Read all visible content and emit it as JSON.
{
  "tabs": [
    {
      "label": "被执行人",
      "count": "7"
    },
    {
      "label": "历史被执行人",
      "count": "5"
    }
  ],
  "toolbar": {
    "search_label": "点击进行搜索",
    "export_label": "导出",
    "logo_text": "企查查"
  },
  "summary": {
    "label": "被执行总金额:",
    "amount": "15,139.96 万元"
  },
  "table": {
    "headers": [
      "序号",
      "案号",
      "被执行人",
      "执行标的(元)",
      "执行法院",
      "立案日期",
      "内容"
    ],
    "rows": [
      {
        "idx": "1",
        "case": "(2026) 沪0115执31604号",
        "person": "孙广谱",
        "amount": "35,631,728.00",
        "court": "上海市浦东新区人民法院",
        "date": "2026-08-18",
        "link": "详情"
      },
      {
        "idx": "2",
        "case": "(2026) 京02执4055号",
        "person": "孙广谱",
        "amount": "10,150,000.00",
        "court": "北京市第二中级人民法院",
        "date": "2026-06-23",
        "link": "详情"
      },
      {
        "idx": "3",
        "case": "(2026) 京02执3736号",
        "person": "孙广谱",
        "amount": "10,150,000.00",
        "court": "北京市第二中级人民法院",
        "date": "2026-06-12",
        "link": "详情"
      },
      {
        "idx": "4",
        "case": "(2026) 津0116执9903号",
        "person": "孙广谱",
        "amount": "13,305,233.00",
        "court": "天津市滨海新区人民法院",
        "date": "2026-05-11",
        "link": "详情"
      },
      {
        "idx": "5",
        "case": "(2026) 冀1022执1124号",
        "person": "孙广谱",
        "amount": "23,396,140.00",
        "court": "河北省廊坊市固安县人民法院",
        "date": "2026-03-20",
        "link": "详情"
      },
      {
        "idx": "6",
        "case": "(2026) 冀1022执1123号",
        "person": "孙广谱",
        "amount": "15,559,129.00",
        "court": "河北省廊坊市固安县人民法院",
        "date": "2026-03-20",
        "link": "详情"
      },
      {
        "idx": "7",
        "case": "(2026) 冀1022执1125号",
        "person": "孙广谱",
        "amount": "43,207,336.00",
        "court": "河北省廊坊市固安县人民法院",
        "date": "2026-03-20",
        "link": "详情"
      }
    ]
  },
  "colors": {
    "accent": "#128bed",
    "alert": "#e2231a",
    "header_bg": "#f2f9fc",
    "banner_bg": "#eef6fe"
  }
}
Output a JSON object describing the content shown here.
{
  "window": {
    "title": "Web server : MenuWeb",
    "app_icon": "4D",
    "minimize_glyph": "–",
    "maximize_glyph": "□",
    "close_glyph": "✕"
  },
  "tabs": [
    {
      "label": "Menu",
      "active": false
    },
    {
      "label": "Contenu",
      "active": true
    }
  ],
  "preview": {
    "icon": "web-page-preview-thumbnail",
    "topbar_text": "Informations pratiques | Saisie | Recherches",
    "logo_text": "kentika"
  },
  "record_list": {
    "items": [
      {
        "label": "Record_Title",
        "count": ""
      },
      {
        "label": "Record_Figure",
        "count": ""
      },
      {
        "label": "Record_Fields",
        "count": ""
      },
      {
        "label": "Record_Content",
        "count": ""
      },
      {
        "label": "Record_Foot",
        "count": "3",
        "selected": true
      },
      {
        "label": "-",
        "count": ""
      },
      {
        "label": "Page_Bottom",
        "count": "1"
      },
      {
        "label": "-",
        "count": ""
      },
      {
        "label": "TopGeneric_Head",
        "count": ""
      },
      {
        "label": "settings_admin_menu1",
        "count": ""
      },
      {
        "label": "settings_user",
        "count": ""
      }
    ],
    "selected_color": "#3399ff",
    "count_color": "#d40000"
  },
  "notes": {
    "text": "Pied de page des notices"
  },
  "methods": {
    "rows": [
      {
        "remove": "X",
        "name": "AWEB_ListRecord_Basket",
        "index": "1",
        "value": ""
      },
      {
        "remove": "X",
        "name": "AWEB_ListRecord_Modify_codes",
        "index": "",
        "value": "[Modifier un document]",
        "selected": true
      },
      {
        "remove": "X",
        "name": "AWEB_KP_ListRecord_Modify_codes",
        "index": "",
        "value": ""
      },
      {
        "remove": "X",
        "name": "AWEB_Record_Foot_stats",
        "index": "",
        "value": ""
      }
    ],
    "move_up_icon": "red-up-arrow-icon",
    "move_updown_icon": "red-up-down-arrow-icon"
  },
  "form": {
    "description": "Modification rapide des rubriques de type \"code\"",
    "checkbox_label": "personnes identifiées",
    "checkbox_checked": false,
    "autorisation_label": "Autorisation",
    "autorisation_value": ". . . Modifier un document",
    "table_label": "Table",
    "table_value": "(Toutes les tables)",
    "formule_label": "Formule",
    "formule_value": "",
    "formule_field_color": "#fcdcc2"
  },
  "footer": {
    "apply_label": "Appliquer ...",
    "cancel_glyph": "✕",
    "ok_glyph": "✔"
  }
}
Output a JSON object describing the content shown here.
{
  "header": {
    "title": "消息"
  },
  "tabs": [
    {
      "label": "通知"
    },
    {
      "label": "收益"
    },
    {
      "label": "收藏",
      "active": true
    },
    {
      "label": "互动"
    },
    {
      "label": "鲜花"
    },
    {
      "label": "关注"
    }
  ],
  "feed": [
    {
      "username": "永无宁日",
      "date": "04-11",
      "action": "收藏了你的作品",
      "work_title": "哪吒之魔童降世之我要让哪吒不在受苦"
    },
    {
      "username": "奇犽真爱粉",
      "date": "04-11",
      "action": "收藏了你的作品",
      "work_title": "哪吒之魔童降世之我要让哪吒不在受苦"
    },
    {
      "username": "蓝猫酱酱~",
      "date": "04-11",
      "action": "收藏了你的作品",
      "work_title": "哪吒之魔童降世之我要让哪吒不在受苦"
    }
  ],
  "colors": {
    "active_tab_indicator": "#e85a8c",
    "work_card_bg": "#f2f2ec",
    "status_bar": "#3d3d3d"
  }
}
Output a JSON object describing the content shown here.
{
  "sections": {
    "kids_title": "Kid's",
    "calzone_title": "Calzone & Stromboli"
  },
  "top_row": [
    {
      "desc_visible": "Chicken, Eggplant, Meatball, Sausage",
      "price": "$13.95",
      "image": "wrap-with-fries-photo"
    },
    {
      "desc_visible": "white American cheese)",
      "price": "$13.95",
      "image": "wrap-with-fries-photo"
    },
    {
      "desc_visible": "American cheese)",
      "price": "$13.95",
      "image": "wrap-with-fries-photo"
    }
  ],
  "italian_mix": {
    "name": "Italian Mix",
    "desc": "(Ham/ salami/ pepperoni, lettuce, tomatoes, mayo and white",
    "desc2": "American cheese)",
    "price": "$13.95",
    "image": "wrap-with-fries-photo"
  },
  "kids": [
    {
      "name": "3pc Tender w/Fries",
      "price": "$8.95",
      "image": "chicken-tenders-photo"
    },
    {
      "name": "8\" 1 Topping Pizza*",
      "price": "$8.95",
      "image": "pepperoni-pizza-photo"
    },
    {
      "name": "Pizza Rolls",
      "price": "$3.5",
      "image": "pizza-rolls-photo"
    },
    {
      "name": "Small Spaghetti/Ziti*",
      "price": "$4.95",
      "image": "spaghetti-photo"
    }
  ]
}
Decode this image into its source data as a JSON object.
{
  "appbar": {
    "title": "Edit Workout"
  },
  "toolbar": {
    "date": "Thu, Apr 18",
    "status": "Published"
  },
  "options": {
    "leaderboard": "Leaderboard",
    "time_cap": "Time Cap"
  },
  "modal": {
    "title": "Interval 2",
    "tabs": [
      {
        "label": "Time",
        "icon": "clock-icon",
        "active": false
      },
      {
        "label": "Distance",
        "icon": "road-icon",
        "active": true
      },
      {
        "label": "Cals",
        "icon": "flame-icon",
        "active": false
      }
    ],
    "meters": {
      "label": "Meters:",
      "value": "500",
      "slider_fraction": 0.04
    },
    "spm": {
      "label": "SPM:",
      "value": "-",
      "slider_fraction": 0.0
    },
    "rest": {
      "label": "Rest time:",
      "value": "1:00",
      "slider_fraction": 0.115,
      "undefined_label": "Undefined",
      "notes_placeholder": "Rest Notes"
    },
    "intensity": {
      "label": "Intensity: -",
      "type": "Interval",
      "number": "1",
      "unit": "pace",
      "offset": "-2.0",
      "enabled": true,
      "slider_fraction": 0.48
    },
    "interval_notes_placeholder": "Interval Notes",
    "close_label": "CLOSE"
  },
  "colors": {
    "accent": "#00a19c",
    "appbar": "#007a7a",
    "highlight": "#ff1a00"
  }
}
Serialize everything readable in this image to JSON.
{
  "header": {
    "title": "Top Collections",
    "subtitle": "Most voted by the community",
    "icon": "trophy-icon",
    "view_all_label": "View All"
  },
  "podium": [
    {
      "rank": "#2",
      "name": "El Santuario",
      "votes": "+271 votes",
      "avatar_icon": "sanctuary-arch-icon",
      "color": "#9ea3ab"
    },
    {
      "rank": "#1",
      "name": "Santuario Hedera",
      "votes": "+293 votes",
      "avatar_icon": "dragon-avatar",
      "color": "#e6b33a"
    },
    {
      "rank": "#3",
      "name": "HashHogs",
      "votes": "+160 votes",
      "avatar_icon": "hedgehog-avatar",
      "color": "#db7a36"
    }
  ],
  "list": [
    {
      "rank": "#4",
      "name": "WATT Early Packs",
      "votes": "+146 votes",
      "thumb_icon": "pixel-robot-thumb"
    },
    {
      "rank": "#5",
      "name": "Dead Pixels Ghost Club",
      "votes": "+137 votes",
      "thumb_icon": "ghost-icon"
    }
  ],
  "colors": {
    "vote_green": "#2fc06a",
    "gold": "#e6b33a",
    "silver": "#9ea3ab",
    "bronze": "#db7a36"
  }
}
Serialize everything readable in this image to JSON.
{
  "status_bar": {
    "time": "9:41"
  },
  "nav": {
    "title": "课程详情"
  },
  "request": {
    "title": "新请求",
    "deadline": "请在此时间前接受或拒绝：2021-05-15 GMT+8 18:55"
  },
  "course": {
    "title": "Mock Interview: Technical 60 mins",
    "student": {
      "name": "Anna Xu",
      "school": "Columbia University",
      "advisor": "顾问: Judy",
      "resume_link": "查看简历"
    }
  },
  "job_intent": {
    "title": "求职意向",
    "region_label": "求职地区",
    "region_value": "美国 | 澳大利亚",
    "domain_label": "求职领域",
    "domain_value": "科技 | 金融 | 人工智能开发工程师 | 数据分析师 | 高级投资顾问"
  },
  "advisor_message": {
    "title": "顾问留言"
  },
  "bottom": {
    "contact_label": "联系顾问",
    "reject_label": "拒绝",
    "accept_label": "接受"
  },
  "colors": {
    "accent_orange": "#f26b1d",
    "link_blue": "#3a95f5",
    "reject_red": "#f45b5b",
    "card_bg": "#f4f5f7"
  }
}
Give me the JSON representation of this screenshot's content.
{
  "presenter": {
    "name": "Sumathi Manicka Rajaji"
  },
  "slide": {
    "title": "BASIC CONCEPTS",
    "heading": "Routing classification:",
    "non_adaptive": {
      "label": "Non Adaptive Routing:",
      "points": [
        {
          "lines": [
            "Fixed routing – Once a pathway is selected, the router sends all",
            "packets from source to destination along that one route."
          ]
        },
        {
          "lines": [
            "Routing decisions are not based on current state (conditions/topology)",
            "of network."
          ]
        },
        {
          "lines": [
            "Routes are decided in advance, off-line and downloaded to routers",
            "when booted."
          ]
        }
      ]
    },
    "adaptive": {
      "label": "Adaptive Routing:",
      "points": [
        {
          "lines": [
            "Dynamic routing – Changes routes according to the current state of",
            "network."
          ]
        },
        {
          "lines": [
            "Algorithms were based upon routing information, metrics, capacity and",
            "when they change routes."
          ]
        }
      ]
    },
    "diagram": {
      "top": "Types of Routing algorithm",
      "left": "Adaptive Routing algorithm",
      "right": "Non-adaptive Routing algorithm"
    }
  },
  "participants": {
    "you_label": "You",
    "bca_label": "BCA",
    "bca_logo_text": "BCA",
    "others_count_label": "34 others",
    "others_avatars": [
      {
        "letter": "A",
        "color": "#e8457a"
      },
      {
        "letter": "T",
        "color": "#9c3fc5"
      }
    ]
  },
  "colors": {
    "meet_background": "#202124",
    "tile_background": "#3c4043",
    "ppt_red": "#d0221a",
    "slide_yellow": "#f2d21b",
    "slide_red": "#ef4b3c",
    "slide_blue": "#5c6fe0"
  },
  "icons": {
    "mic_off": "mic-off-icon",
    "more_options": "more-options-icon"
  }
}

Exercise requirements:
Read the entries and show each line that mentions "white".

Solution to this problem:
      "desc_visible": "white American cheese)",
    "desc": "(Ham/ salami/ pepperoni, lettuce, tomatoes, mayo and white",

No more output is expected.